=== THE EXERCISE ===
Each record below is to be reproduced without any change.

=== EXTRACTED MATERIAL ===
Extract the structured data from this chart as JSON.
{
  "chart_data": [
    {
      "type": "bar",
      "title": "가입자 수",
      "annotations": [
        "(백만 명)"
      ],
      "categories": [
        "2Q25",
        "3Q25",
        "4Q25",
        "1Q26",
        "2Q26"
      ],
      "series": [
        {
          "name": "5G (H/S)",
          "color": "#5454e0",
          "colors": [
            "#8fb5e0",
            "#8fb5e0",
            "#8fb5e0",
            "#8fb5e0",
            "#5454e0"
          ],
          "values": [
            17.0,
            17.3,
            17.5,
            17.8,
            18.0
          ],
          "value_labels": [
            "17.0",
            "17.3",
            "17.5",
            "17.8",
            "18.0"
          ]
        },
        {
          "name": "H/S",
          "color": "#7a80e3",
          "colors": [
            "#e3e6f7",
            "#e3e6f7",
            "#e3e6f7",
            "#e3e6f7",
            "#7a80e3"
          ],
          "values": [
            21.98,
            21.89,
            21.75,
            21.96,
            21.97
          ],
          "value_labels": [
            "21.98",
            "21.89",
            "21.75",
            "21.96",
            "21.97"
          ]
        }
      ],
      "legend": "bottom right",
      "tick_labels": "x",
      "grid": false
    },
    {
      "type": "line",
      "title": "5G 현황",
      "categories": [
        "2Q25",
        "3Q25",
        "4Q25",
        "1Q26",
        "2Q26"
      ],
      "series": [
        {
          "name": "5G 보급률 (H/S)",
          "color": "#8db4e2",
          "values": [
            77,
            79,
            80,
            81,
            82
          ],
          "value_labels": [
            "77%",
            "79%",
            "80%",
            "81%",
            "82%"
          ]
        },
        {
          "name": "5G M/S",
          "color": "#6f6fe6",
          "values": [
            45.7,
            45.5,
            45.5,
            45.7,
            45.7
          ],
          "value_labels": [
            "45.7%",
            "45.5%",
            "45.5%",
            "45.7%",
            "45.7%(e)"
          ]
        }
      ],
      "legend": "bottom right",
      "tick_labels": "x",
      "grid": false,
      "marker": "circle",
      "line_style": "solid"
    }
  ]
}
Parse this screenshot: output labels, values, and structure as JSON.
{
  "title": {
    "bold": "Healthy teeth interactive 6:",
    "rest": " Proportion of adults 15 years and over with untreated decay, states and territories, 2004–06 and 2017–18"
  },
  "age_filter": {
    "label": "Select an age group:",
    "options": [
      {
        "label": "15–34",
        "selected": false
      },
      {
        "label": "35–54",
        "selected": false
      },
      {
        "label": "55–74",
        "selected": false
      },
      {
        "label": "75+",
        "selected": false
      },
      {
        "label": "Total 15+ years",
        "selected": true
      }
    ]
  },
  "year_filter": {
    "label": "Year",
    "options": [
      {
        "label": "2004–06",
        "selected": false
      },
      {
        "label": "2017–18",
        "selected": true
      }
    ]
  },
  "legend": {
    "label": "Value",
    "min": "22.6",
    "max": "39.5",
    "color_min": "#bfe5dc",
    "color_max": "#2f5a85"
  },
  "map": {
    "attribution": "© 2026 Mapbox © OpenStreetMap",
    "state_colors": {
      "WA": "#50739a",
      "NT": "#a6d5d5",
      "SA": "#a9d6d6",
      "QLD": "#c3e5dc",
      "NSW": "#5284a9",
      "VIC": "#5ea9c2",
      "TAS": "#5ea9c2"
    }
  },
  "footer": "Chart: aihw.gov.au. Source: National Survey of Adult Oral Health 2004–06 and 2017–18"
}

=== SOLVED PROBLEM ===
Extract the structured data from this chart as JSON.
{
  "chart_data": [
    {
      "type": "bar",
      "title": "가입자 수",
      "annotations": [
        "(백만 명)"
      ],
      "categories": [
        "2Q25",
        "3Q25",
        "4Q25",
        "1Q26",
        "2Q26"
      ],
      "series": [
        {
          "name": "5G (H/S)",
          "color": "#5454e0",
          "colors": [
            "#8fb5e0",
            "#8fb5e0",
            "#8fb5e0",
            "#8fb5e0",
            "#5454e0"
          ],
          "values": [
            17.0,
            17.3,
            17.5,
            17.8,
            18.0
          ],
          "value_labels": [
            "17.0",
            "17.3",
            "17.5",
            "17.8",
            "18.0"
          ]
        },
        {
          "name": "H/S",
          "color": "#7a80e3",
          "colors": [
            "#e3e6f7",
            "#e3e6f7",
            "#e3e6f7",
            "#e3e6f7",
            "#7a80e3"
          ],
          "values": [
            21.98,
            21.89,
            21.75,
            21.96,
            21.97
          ],
          "value_labels": [
            "21.98",
            "21.89",
            "21.75",
            "21.96",
            "21.97"
          ]
        }
      ],
      "legend": "bottom right",
      "tick_labels": "x",
      "grid": false
    },
    {
      "type": "line",
      "title": "5G 현황",
      "categories": [
        "2Q25",
        "3Q25",
        "4Q25",
        "1Q26",
        "2Q26"
      ],
      "series": [
        {
          "name": "5G 보급률 (H/S)",
          "color": "#8db4e2",
          "values": [
            77,
            79,
            80,
            81,
            82
          ],
          "value_labels": [
            "77%",
            "79%",
            "80%",
            "81%",
            "82%"
          ]
        },
        {
          "name": "5G M/S",
          "color": "#6f6fe6",
          "values": [
            45.7,
            45.5,
            45.5,
            45.7,
            45.7
          ],
          "value_labels": [
            "45.7%",
            "45.5%",
            "45.5%",
            "45.7%",
            "45.7%(e)"
          ]
        }
      ],
      "legend": "bottom right",
      "tick_labels": "x",
      "grid": false,
      "marker": "circle",
      "line_style": "solid"
    }
  ]
}
Parse this screenshot: output labels, values, and structure as JSON.
{
  "title": {
    "bold": "Healthy teeth interactive 6:",
    "rest": " Proportion of adults 15 years and over with untreated decay, states and territories, 2004–06 and 2017–18"
  },
  "age_filter": {
    "label": "Select an age group:",
    "options": [
      {
        "label": "15–34",
        "selected": false
      },
      {
        "label": "35–54",
        "selected": false
      },
      {
        "label": "55–74",
        "selected": false
      },
      {
        "label": "75+",
        "selected": false
      },
      {
        "label": "Total 15+ years",
        "selected": true
      }
    ]
  },
  "year_filter": {
    "label": "Year",
    "options": [
      {
        "label": "2004–06",
        "selected": false
      },
      {
        "label": "2017–18",
        "selected": true
      }
    ]
  },
  "legend": {
    "label": "Value",
    "min": "22.6",
    "max": "39.5",
    "color_min": "#bfe5dc",
    "color_max": "#2f5a85"
  },
  "map": {
    "attribution": "© 2026 Mapbox © OpenStreetMap",
    "state_colors": {
      "WA": "#50739a",
      "NT": "#a6d5d5",
      "SA": "#a9d6d6",
      "QLD": "#c3e5dc",
      "NSW": "#5284a9",
      "VIC": "#5ea9c2",
      "TAS": "#5ea9c2"
    }
  },
  "footer": "Chart: aihw.gov.au. Source: National Survey of Adult Oral Health 2004–06 and 2017–18"
}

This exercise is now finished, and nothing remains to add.